• WRITTEN TASK: Among the entries below, find the lines with "name" and copy them.

• PROVIDED RECORDS:
────────────────────

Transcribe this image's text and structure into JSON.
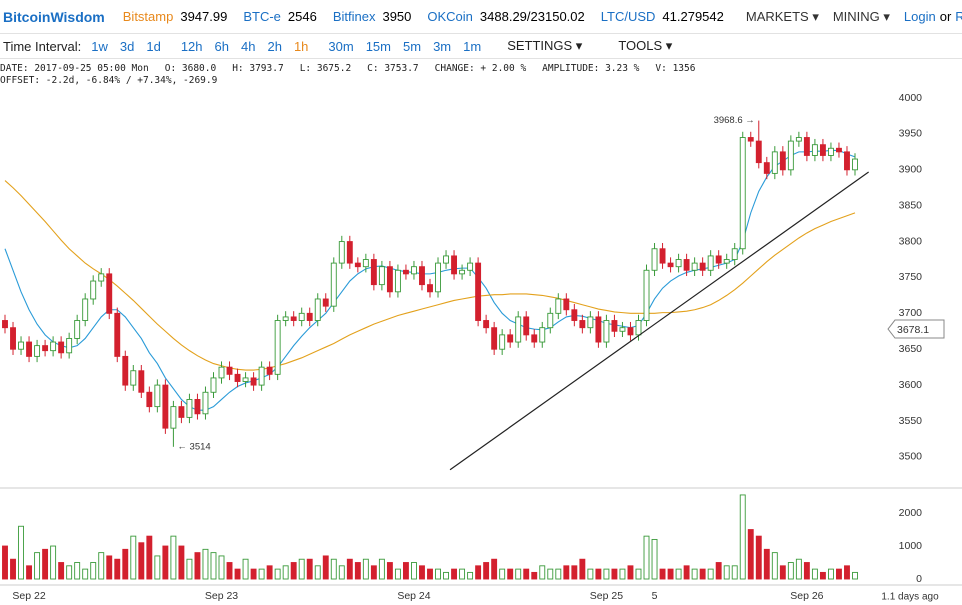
{
  "nav": {
    "brand": "BitcoinWisdom",
    "tickers": [
      {
        "name": "Bitstamp",
        "price": "3947.99"
      },
      {
        "name": "BTC-e",
        "price": "2546"
      },
      {
        "name": "Bitfinex",
        "price": "3950"
      },
      {
        "name": "OKCoin",
        "price": "3488.29/23150.02"
      },
      {
        "name": "LTC/USD",
        "price": "41.279542"
      }
    ],
    "menus": [
      "MARKETS ▾",
      "MINING ▾"
    ],
    "login": "Login",
    "or": "or",
    "register": "R"
  },
  "toolbar": {
    "label": "Time Interval:",
    "intervals": [
      "1w",
      "3d",
      "1d",
      "12h",
      "6h",
      "4h",
      "2h",
      "1h",
      "30m",
      "15m",
      "5m",
      "3m",
      "1m"
    ],
    "selected": "1h",
    "settings": "SETTINGS ▾",
    "tools": "TOOLS ▾"
  },
  "info": {
    "line1": [
      "DATE: 2017-09-25 05:00 Mon",
      "O: 3680.0",
      "H: 3793.7",
      "L: 3675.2",
      "C: 3753.7",
      "CHANGE: + 2.00 %",
      "AMPLITUDE: 3.23 %",
      "V: 1356"
    ],
    "line2": "OFFSET: -2.2d, -6.84% / +7.34%, -269.9"
  },
  "chart_data": [
    {
      "type": "candlestick",
      "up_color": "#3a9a3a",
      "down_color": "#d3202e",
      "categories": [
        null,
        null,
        null,
        "Sep 22",
        null,
        null,
        null,
        null,
        null,
        null,
        null,
        null,
        null,
        null,
        null,
        null,
        null,
        null,
        null,
        null,
        null,
        null,
        null,
        null,
        null,
        null,
        null,
        "Sep 23",
        null,
        null,
        null,
        null,
        null,
        null,
        null,
        null,
        null,
        null,
        null,
        null,
        null,
        null,
        null,
        null,
        null,
        null,
        null,
        null,
        null,
        null,
        null,
        "Sep 24",
        null,
        null,
        null,
        null,
        null,
        null,
        null,
        null,
        null,
        null,
        null,
        null,
        null,
        null,
        null,
        null,
        null,
        null,
        null,
        null,
        null,
        null,
        null,
        "Sep 25",
        null,
        null,
        null,
        null,
        null,
        "5",
        null,
        null,
        null,
        null,
        null,
        null,
        null,
        null,
        null,
        null,
        null,
        null,
        null,
        null,
        null,
        null,
        null,
        null,
        "Sep 26",
        null,
        null,
        null,
        null,
        null,
        null
      ],
      "open": [
        3690,
        3680,
        3650,
        3660,
        3640,
        3655,
        3648,
        3660,
        3645,
        3665,
        3690,
        3720,
        3745,
        3755,
        3700,
        3640,
        3600,
        3620,
        3590,
        3570,
        3600,
        3540,
        3570,
        3555,
        3580,
        3560,
        3590,
        3610,
        3625,
        3615,
        3605,
        3610,
        3600,
        3625,
        3615,
        3690,
        3695,
        3690,
        3700,
        3690,
        3720,
        3710,
        3770,
        3800,
        3770,
        3765,
        3775,
        3740,
        3765,
        3730,
        3760,
        3755,
        3765,
        3740,
        3730,
        3770,
        3780,
        3755,
        3760,
        3770,
        3690,
        3680,
        3650,
        3670,
        3660,
        3695,
        3670,
        3660,
        3680,
        3700,
        3720,
        3705,
        3690,
        3680,
        3695,
        3660,
        3690,
        3675,
        3680,
        3670,
        3690,
        3760,
        3790,
        3770,
        3765,
        3775,
        3760,
        3770,
        3760,
        3780,
        3770,
        3775,
        3790,
        3945,
        3940,
        3910,
        3895,
        3925,
        3900,
        3940,
        3945,
        3920,
        3935,
        3920,
        3930,
        3925,
        3900
      ],
      "high": [
        3698,
        3688,
        3668,
        3668,
        3663,
        3663,
        3668,
        3668,
        3673,
        3698,
        3728,
        3753,
        3763,
        3763,
        3708,
        3648,
        3628,
        3628,
        3598,
        3608,
        3608,
        3578,
        3578,
        3588,
        3588,
        3598,
        3618,
        3633,
        3633,
        3623,
        3618,
        3618,
        3633,
        3633,
        3698,
        3703,
        3703,
        3708,
        3708,
        3728,
        3728,
        3778,
        3808,
        3808,
        3778,
        3783,
        3783,
        3773,
        3773,
        3768,
        3768,
        3773,
        3773,
        3748,
        3778,
        3788,
        3788,
        3768,
        3778,
        3778,
        3698,
        3688,
        3678,
        3678,
        3703,
        3703,
        3678,
        3688,
        3708,
        3728,
        3728,
        3713,
        3698,
        3703,
        3703,
        3698,
        3698,
        3688,
        3688,
        3698,
        3768,
        3798,
        3798,
        3778,
        3783,
        3783,
        3778,
        3778,
        3788,
        3788,
        3783,
        3798,
        3953,
        3953,
        3968.6,
        3918,
        3933,
        3933,
        3948,
        3953,
        3953,
        3943,
        3943,
        3938,
        3938,
        3933,
        3923
      ],
      "low": [
        3672,
        3642,
        3642,
        3632,
        3632,
        3640,
        3640,
        3637,
        3637,
        3657,
        3682,
        3712,
        3737,
        3692,
        3632,
        3592,
        3592,
        3582,
        3562,
        3562,
        3532,
        3514,
        3547,
        3547,
        3552,
        3552,
        3582,
        3602,
        3607,
        3597,
        3597,
        3592,
        3592,
        3607,
        3607,
        3682,
        3682,
        3682,
        3682,
        3682,
        3702,
        3702,
        3762,
        3762,
        3757,
        3757,
        3732,
        3732,
        3722,
        3722,
        3747,
        3747,
        3732,
        3722,
        3722,
        3762,
        3747,
        3747,
        3752,
        3682,
        3672,
        3642,
        3642,
        3652,
        3652,
        3662,
        3652,
        3652,
        3672,
        3692,
        3697,
        3682,
        3672,
        3672,
        3652,
        3652,
        3667,
        3667,
        3662,
        3662,
        3682,
        3752,
        3762,
        3757,
        3757,
        3752,
        3752,
        3752,
        3752,
        3762,
        3762,
        3767,
        3782,
        3932,
        3902,
        3887,
        3887,
        3892,
        3892,
        3932,
        3912,
        3912,
        3912,
        3912,
        3917,
        3892,
        3892
      ],
      "close": [
        3680,
        3650,
        3660,
        3640,
        3655,
        3648,
        3660,
        3645,
        3665,
        3690,
        3720,
        3745,
        3755,
        3700,
        3640,
        3600,
        3620,
        3590,
        3570,
        3600,
        3540,
        3570,
        3555,
        3580,
        3560,
        3590,
        3610,
        3625,
        3615,
        3605,
        3610,
        3600,
        3625,
        3615,
        3690,
        3695,
        3690,
        3700,
        3690,
        3720,
        3710,
        3770,
        3800,
        3770,
        3765,
        3775,
        3740,
        3765,
        3730,
        3760,
        3755,
        3765,
        3740,
        3730,
        3770,
        3780,
        3755,
        3760,
        3770,
        3690,
        3680,
        3650,
        3670,
        3660,
        3695,
        3670,
        3660,
        3680,
        3700,
        3720,
        3705,
        3690,
        3680,
        3695,
        3660,
        3690,
        3675,
        3680,
        3670,
        3690,
        3760,
        3790,
        3770,
        3765,
        3775,
        3760,
        3770,
        3760,
        3780,
        3770,
        3775,
        3790,
        3945,
        3940,
        3910,
        3895,
        3925,
        3900,
        3940,
        3945,
        3920,
        3935,
        3920,
        3930,
        3925,
        3900,
        3915
      ],
      "series": [
        {
          "color": "#2a9bd8",
          "values": [
            3790,
            3760,
            3730,
            3705,
            3685,
            3670,
            3660,
            3655,
            3652,
            3655,
            3665,
            3680,
            3695,
            3705,
            3705,
            3695,
            3680,
            3665,
            3645,
            3630,
            3610,
            3595,
            3580,
            3570,
            3565,
            3565,
            3570,
            3580,
            3590,
            3598,
            3603,
            3606,
            3610,
            3615,
            3625,
            3640,
            3655,
            3668,
            3680,
            3690,
            3700,
            3715,
            3730,
            3745,
            3755,
            3762,
            3765,
            3766,
            3763,
            3760,
            3758,
            3757,
            3755,
            3755,
            3757,
            3760,
            3762,
            3763,
            3763,
            3750,
            3735,
            3715,
            3700,
            3690,
            3685,
            3680,
            3678,
            3677,
            3680,
            3688,
            3695,
            3697,
            3696,
            3693,
            3690,
            3686,
            3684,
            3682,
            3680,
            3683,
            3700,
            3720,
            3735,
            3745,
            3752,
            3757,
            3760,
            3762,
            3764,
            3767,
            3770,
            3775,
            3800,
            3840,
            3870,
            3890,
            3905,
            3912,
            3920,
            3925,
            3925,
            3926,
            3926,
            3927,
            3927,
            3922,
            3918
          ]
        },
        {
          "color": "#e3a11c",
          "values": [
            3885,
            3875,
            3864,
            3852,
            3840,
            3828,
            3815,
            3802,
            3790,
            3780,
            3770,
            3762,
            3755,
            3747,
            3738,
            3728,
            3718,
            3707,
            3696,
            3685,
            3675,
            3665,
            3656,
            3648,
            3641,
            3635,
            3630,
            3627,
            3624,
            3622,
            3621,
            3621,
            3622,
            3624,
            3627,
            3630,
            3634,
            3638,
            3643,
            3648,
            3653,
            3658,
            3664,
            3670,
            3675,
            3680,
            3685,
            3689,
            3693,
            3697,
            3700,
            3703,
            3706,
            3709,
            3712,
            3715,
            3718,
            3720,
            3722,
            3724,
            3725,
            3726,
            3726,
            3727,
            3727,
            3727,
            3726,
            3725,
            3723,
            3721,
            3718,
            3715,
            3712,
            3709,
            3706,
            3704,
            3702,
            3701,
            3700,
            3700,
            3700,
            3700,
            3701,
            3701,
            3702,
            3703,
            3705,
            3708,
            3712,
            3718,
            3725,
            3733,
            3742,
            3752,
            3762,
            3772,
            3781,
            3789,
            3797,
            3805,
            3812,
            3818,
            3823,
            3828,
            3832,
            3836,
            3840
          ]
        }
      ],
      "trend_line": {
        "x": [
          55.5,
          107.7
        ],
        "values": [
          3482,
          3897
        ],
        "color": "#222222"
      },
      "high_label": {
        "value": 3968.6,
        "label": "3968.6 →"
      },
      "low_label": {
        "value": 3514,
        "label": "← 3514"
      },
      "last_price": 3678.1,
      "ylim": [
        3458,
        4014
      ],
      "yticks": [
        3500,
        3550,
        3600,
        3650,
        3700,
        3750,
        3800,
        3850,
        3900,
        3950,
        4000
      ],
      "time_note": "1.1 days ago"
    },
    {
      "type": "volume",
      "values": [
        1000,
        600,
        1600,
        400,
        800,
        900,
        1000,
        500,
        400,
        500,
        300,
        500,
        800,
        700,
        600,
        900,
        1300,
        1100,
        1300,
        700,
        1000,
        1300,
        1000,
        600,
        800,
        900,
        800,
        700,
        500,
        300,
        600,
        300,
        300,
        400,
        300,
        400,
        500,
        600,
        600,
        400,
        700,
        600,
        400,
        600,
        500,
        600,
        400,
        600,
        500,
        300,
        500,
        500,
        400,
        300,
        300,
        200,
        300,
        300,
        200,
        400,
        500,
        600,
        300,
        300,
        300,
        300,
        200,
        400,
        300,
        300,
        400,
        400,
        600,
        300,
        300,
        300,
        300,
        300,
        400,
        300,
        1300,
        1200,
        300,
        300,
        300,
        400,
        300,
        300,
        300,
        500,
        400,
        400,
        2550,
        1500,
        1300,
        900,
        800,
        400,
        500,
        600,
        500,
        300,
        200,
        300,
        300,
        400,
        200
      ],
      "ylim": [
        0,
        2700
      ],
      "yticks": [
        0,
        1000,
        2000
      ]
    }
  ]
}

────────────────────

• FINAL RESULT:
        "name": "Bitstamp",
        "name": "BTC-e",
        "name": "Bitfinex",
        "name": "OKCoin",
        "name": "LTC/USD",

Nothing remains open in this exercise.